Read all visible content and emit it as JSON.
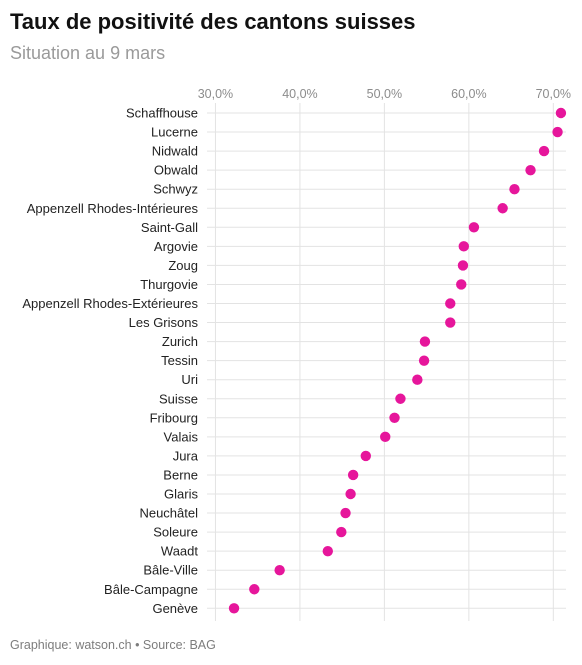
{
  "header": {
    "title": "Taux de positivité des cantons suisses",
    "subtitle": "Situation au 9 mars"
  },
  "footer": {
    "credit": "Graphique: watson.ch • Source: BAG"
  },
  "colors": {
    "dot": "#e6169b",
    "grid": "#e3e3e3"
  },
  "chart_data": {
    "type": "scatter",
    "title": "Taux de positivité des cantons suisses",
    "subtitle": "Situation au 9 mars",
    "xlabel": "",
    "ylabel": "",
    "x_axis_position": "top",
    "xlim": [
      29,
      71.5
    ],
    "x_ticks": [
      30,
      40,
      50,
      60,
      70
    ],
    "x_tick_labels": [
      "30,0%",
      "40,0%",
      "50,0%",
      "60,0%",
      "70,0%"
    ],
    "grid": true,
    "categories": [
      "Schaffhouse",
      "Lucerne",
      "Nidwald",
      "Obwald",
      "Schwyz",
      "Appenzell Rhodes-Intérieures",
      "Saint-Gall",
      "Argovie",
      "Zoug",
      "Thurgovie",
      "Appenzell Rhodes-Extérieures",
      "Les Grisons",
      "Zurich",
      "Tessin",
      "Uri",
      "Suisse",
      "Fribourg",
      "Valais",
      "Jura",
      "Berne",
      "Glaris",
      "Neuchâtel",
      "Soleure",
      "Waadt",
      "Bâle-Ville",
      "Bâle-Campagne",
      "Genève"
    ],
    "values": [
      70.9,
      70.5,
      68.9,
      67.3,
      65.4,
      64.0,
      60.6,
      59.4,
      59.3,
      59.1,
      57.8,
      57.8,
      54.8,
      54.7,
      53.9,
      51.9,
      51.2,
      50.1,
      47.8,
      46.3,
      46.0,
      45.4,
      44.9,
      43.3,
      37.6,
      34.6,
      32.2
    ]
  }
}
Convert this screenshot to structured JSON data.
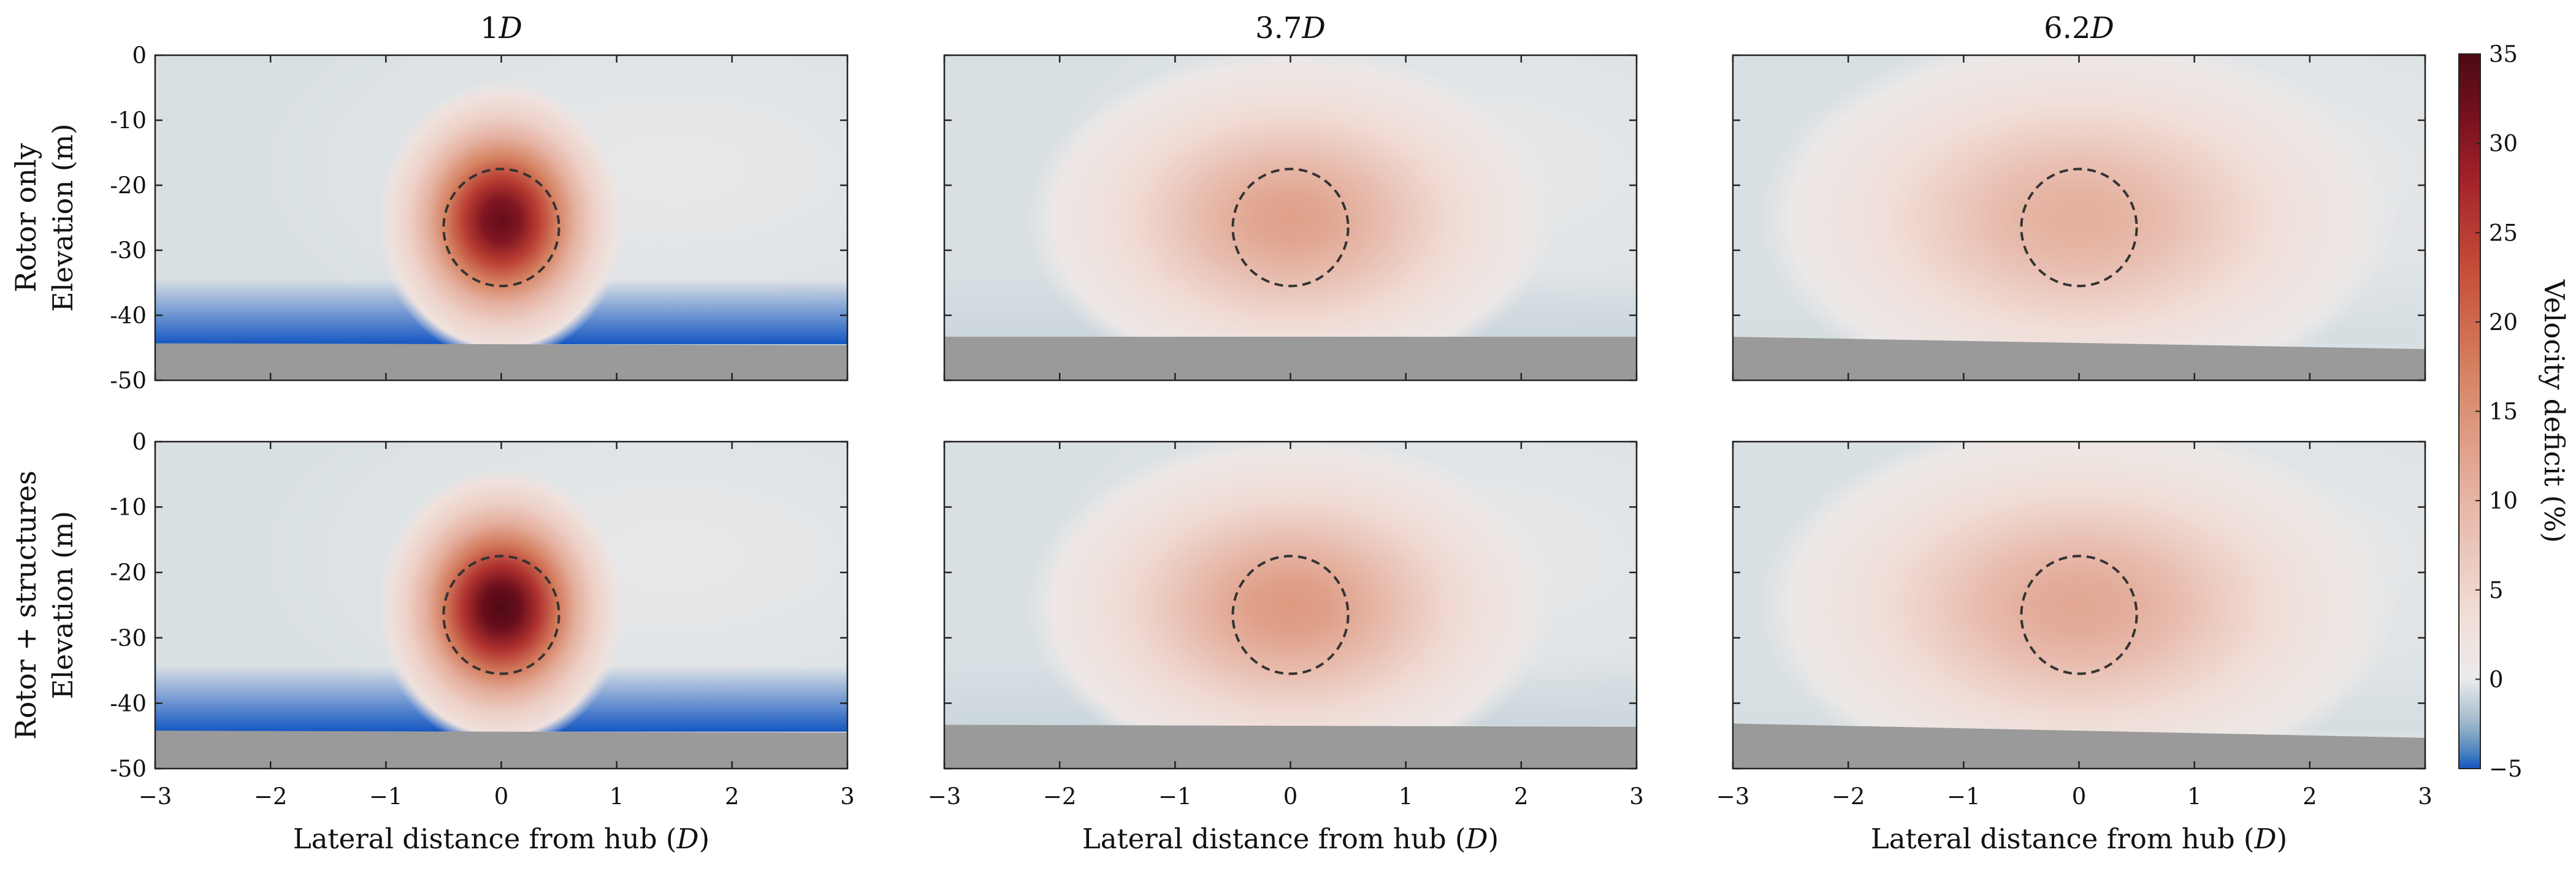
{
  "figure": {
    "row_labels": [
      "Rotor only",
      "Rotor + structures"
    ],
    "column_titles": [
      "1D",
      "3.7D",
      "6.2D"
    ],
    "colorbar": {
      "label": "Velocity deficit (%)",
      "ticks": [
        35,
        30,
        25,
        20,
        15,
        10,
        5,
        0,
        -5
      ]
    }
  },
  "chart_data": {
    "type": "heatmap",
    "title": "",
    "xlabel": "Lateral distance from hub (D)",
    "ylabel": "Elevation (m)",
    "xlim": [
      -3,
      3
    ],
    "ylim": [
      -50,
      0
    ],
    "xticks": [
      -3,
      -2,
      -1,
      0,
      1,
      2,
      3
    ],
    "xtick_labels": [
      "−3",
      "−2",
      "−1",
      "0",
      "1",
      "2",
      "3"
    ],
    "yticks": [
      0,
      -10,
      -20,
      -30,
      -40,
      -50
    ],
    "ytick_labels": [
      "0",
      "-10",
      "-20",
      "-30",
      "-40",
      "-50"
    ],
    "color_range": [
      -5,
      35
    ],
    "colormap": {
      "negative": "#1557c2",
      "zero": "#ebebeb",
      "positive": "#4d0a14",
      "ground": "#9a9a9a"
    },
    "rotor_circle": {
      "center_x": 0,
      "center_y": -26.5,
      "radius_x": 0.5,
      "radius_y": 9
    },
    "panels": [
      {
        "row": "Rotor only",
        "col": "1D",
        "peak": 33,
        "ground_left": -44.3,
        "ground_right": -44.6,
        "surface_speedup": -5,
        "wake_sigma_x": 0.45,
        "wake_sigma_y": 9
      },
      {
        "row": "Rotor only",
        "col": "3.7D",
        "peak": 13,
        "ground_left": -43.3,
        "ground_right": -43.3,
        "surface_speedup": -1,
        "wake_sigma_x": 0.95,
        "wake_sigma_y": 11
      },
      {
        "row": "Rotor only",
        "col": "6.2D",
        "peak": 11,
        "ground_left": -43.3,
        "ground_right": -45.2,
        "surface_speedup": -0.5,
        "wake_sigma_x": 1.15,
        "wake_sigma_y": 12
      },
      {
        "row": "Rotor + structures",
        "col": "1D",
        "peak": 35,
        "ground_left": -44.2,
        "ground_right": -44.5,
        "surface_speedup": -5,
        "wake_sigma_x": 0.45,
        "wake_sigma_y": 9
      },
      {
        "row": "Rotor + structures",
        "col": "3.7D",
        "peak": 14,
        "ground_left": -43.3,
        "ground_right": -43.6,
        "surface_speedup": -1,
        "wake_sigma_x": 0.95,
        "wake_sigma_y": 11
      },
      {
        "row": "Rotor + structures",
        "col": "6.2D",
        "peak": 12,
        "ground_left": -43.1,
        "ground_right": -45.3,
        "surface_speedup": -0.5,
        "wake_sigma_x": 1.15,
        "wake_sigma_y": 12
      }
    ]
  }
}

*****

▶ **WHAT YOU NEED TO DO**: In the listing above, count each line that holds the string "xlabel". Give the number only.

▶ **SOLUTION TO THIS TASK**: 2